▸ EXERCISE
Using the records provided below, locate and copy each line that contains the word "Portata".

▸ DATA EXCERPTS
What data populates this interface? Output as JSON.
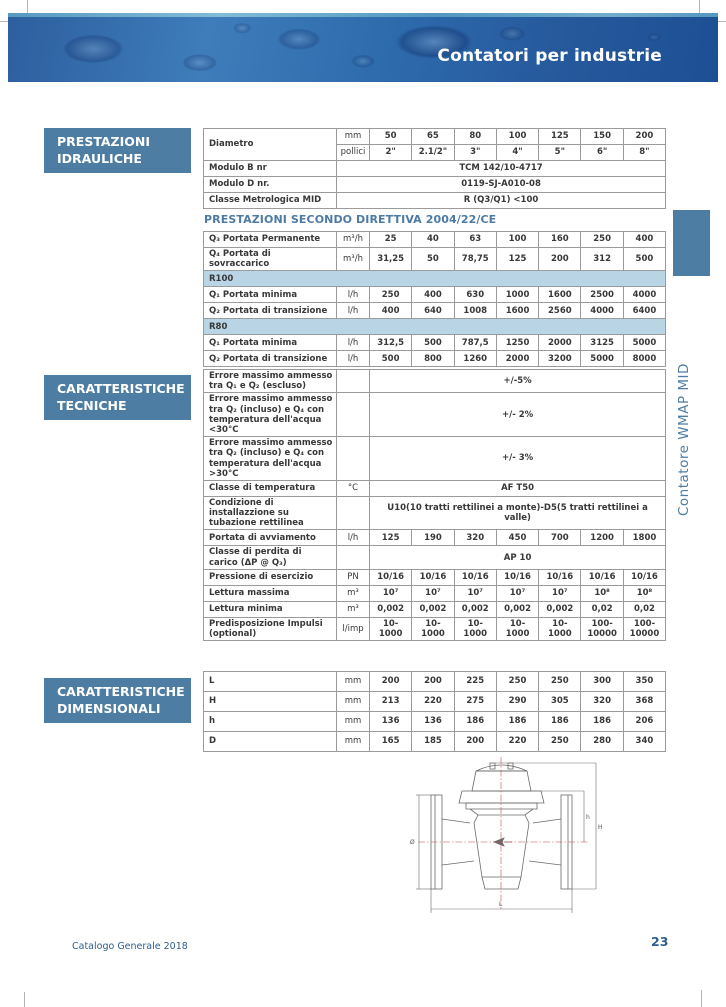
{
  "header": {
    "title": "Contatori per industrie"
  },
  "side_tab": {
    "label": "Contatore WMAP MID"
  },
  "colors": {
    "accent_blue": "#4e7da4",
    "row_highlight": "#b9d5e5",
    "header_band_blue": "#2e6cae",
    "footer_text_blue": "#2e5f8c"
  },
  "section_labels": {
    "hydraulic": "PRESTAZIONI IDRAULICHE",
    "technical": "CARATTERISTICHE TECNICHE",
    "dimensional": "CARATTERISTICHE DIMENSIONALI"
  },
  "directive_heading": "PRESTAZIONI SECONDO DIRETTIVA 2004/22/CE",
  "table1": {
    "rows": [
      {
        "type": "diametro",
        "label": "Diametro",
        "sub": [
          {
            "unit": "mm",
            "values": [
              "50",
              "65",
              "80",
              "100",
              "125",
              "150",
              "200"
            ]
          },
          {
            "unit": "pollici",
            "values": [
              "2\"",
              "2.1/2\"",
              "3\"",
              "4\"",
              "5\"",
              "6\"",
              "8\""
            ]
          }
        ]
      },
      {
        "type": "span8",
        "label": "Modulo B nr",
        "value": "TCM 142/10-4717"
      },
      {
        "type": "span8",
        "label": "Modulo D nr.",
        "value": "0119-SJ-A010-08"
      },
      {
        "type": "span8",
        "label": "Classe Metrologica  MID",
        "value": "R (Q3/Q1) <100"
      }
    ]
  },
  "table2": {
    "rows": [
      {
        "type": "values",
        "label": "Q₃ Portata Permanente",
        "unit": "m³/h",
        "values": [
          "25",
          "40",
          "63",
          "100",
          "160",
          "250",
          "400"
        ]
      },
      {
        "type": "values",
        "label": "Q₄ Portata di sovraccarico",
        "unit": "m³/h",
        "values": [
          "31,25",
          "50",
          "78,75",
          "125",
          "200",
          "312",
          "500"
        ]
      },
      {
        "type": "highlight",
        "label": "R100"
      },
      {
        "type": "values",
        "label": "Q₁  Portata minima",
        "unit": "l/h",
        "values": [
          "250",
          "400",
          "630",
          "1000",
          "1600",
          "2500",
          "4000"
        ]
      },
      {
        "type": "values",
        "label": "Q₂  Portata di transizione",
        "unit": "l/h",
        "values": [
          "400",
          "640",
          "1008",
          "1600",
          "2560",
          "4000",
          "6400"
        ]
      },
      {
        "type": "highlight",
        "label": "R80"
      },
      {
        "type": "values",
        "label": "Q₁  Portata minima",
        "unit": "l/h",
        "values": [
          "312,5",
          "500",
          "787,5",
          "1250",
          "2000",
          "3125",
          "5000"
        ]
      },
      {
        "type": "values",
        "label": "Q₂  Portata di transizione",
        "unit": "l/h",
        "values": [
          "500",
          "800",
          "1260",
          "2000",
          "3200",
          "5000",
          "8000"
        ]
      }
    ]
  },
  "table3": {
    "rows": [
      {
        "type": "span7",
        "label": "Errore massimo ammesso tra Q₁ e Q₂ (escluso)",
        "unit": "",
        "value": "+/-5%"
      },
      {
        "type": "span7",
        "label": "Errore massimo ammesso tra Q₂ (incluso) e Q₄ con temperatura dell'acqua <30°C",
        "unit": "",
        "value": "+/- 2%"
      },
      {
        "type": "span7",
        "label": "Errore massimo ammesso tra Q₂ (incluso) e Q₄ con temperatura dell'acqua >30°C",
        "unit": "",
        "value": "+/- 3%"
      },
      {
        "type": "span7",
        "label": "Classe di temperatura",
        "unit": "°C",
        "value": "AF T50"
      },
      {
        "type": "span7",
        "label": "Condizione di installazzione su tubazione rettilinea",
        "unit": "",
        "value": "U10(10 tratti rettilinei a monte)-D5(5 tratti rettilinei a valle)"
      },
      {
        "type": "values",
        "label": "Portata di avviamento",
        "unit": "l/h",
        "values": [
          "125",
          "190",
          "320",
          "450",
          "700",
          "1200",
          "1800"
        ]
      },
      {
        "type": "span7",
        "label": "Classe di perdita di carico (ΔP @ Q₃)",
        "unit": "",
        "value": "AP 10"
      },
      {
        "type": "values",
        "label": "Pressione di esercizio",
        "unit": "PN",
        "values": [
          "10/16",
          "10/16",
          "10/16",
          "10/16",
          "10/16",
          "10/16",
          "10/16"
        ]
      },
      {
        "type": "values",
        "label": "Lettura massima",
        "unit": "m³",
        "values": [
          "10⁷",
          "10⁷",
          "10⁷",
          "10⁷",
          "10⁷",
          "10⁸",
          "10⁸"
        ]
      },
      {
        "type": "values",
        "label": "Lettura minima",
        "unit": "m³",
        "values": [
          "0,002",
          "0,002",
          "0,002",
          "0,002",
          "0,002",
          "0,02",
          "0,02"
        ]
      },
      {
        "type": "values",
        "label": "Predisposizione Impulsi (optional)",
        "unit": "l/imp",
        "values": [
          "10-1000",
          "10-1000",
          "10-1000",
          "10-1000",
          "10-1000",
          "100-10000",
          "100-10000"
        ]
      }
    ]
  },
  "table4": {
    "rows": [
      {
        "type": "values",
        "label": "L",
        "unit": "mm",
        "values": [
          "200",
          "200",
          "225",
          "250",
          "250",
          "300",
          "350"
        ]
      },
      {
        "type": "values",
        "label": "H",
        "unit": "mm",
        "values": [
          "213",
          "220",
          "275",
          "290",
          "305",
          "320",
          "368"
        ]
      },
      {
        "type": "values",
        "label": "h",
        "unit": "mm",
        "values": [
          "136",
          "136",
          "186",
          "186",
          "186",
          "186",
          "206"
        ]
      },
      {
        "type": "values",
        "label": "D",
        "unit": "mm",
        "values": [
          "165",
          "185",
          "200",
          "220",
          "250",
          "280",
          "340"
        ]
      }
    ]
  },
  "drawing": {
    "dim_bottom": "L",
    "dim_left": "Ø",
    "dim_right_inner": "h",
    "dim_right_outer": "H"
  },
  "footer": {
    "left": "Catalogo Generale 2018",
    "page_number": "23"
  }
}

---

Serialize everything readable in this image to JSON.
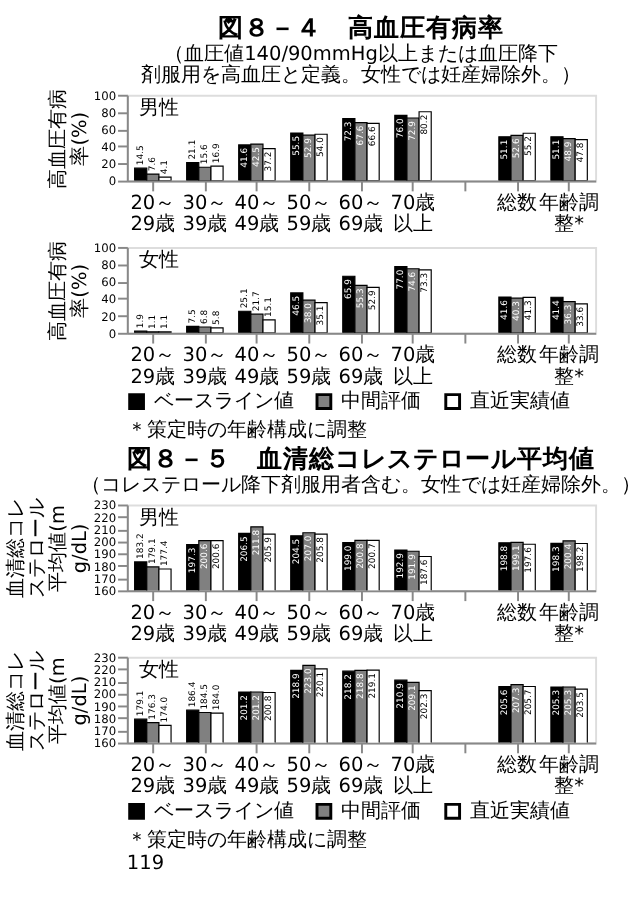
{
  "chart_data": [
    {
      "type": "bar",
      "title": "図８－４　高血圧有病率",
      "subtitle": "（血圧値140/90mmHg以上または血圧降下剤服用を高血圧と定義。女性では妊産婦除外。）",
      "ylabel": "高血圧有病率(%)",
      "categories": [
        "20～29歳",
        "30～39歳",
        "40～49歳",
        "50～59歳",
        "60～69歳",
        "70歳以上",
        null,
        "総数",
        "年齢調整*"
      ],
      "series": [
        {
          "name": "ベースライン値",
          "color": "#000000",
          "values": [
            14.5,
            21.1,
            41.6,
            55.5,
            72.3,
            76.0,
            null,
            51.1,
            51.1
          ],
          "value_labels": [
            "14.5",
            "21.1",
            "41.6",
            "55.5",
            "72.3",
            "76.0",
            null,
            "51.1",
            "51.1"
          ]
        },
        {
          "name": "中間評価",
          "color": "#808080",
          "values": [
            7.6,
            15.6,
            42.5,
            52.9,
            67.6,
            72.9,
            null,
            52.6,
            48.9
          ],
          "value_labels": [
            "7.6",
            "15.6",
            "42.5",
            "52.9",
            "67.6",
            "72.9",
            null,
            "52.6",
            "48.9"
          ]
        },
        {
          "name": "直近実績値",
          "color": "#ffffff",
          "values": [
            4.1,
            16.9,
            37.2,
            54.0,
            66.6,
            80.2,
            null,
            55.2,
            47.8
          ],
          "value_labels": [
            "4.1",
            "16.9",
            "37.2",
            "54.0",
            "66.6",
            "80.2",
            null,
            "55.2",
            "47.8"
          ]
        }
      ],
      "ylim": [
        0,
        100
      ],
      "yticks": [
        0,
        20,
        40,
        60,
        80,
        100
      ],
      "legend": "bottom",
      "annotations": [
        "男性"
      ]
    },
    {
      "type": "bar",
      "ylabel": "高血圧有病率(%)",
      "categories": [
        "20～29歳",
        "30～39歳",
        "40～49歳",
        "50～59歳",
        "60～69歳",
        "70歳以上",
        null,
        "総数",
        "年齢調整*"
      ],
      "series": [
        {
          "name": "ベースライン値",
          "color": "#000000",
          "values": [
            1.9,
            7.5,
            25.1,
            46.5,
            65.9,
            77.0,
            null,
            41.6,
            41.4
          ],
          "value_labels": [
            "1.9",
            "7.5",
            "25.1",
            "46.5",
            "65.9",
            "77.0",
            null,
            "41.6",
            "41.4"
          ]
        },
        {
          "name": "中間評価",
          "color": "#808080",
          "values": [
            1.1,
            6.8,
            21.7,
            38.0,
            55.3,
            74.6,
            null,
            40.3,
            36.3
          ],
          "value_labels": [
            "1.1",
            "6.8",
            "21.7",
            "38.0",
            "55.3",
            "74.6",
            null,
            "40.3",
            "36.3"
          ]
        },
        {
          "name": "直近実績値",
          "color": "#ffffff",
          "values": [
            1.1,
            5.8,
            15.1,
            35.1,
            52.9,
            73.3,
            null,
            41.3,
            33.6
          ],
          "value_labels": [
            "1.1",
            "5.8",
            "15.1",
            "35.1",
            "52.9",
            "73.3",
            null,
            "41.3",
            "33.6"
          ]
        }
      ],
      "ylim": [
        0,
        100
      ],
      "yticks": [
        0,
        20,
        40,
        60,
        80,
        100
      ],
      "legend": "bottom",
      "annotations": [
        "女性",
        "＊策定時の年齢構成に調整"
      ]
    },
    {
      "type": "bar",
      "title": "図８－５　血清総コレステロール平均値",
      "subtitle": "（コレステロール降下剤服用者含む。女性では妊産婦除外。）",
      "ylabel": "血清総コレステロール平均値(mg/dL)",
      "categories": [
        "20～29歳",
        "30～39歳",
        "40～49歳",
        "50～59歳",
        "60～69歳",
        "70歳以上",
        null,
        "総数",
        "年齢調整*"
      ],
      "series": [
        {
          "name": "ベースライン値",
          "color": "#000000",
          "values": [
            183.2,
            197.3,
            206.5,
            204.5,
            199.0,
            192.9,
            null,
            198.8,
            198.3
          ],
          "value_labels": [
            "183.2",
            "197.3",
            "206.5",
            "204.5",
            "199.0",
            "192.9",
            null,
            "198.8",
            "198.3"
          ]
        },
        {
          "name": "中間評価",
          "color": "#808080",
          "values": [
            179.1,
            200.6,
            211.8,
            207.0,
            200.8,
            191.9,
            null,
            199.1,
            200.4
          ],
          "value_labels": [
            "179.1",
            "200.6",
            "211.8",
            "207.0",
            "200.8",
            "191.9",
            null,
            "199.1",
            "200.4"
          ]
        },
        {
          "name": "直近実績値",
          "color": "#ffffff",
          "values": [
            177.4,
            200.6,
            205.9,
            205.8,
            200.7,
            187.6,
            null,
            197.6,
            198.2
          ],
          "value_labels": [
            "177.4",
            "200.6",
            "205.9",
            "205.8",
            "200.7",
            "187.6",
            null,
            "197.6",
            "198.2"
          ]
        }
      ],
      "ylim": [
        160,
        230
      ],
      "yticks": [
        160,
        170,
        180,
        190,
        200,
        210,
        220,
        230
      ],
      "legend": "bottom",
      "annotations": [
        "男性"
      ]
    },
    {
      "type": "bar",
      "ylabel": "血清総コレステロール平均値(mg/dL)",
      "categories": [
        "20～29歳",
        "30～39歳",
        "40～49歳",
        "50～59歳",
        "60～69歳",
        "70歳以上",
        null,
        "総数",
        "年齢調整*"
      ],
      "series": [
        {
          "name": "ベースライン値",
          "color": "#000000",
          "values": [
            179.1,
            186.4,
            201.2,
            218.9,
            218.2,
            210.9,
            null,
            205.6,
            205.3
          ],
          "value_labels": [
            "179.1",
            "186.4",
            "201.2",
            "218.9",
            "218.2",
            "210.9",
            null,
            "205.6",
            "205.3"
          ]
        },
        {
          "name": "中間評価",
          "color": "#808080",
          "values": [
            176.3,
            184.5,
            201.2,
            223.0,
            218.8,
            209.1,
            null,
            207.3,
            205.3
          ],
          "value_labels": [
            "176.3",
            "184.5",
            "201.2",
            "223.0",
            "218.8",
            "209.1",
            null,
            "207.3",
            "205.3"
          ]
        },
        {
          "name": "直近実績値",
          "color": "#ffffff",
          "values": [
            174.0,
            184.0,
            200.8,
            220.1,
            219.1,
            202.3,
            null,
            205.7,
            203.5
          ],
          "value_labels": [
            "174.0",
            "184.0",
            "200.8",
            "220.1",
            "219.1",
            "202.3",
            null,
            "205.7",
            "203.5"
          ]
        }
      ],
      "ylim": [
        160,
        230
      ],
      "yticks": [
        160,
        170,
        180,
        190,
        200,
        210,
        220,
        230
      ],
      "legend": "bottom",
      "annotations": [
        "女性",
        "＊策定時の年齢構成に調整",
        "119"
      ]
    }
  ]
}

▸ SOLUTION TO THIS EXERCISE
        "label": "Q₃ Portata Permanente",
        "label": "Q₄ Portata di sovraccarico",
        "label": "Q₁  Portata minima",
        "label": "Q₂  Portata di transizione",
        "label": "Q₁  Portata minima",
        "label": "Q₂  Portata di transizione",
        "label": "Portata di avviamento",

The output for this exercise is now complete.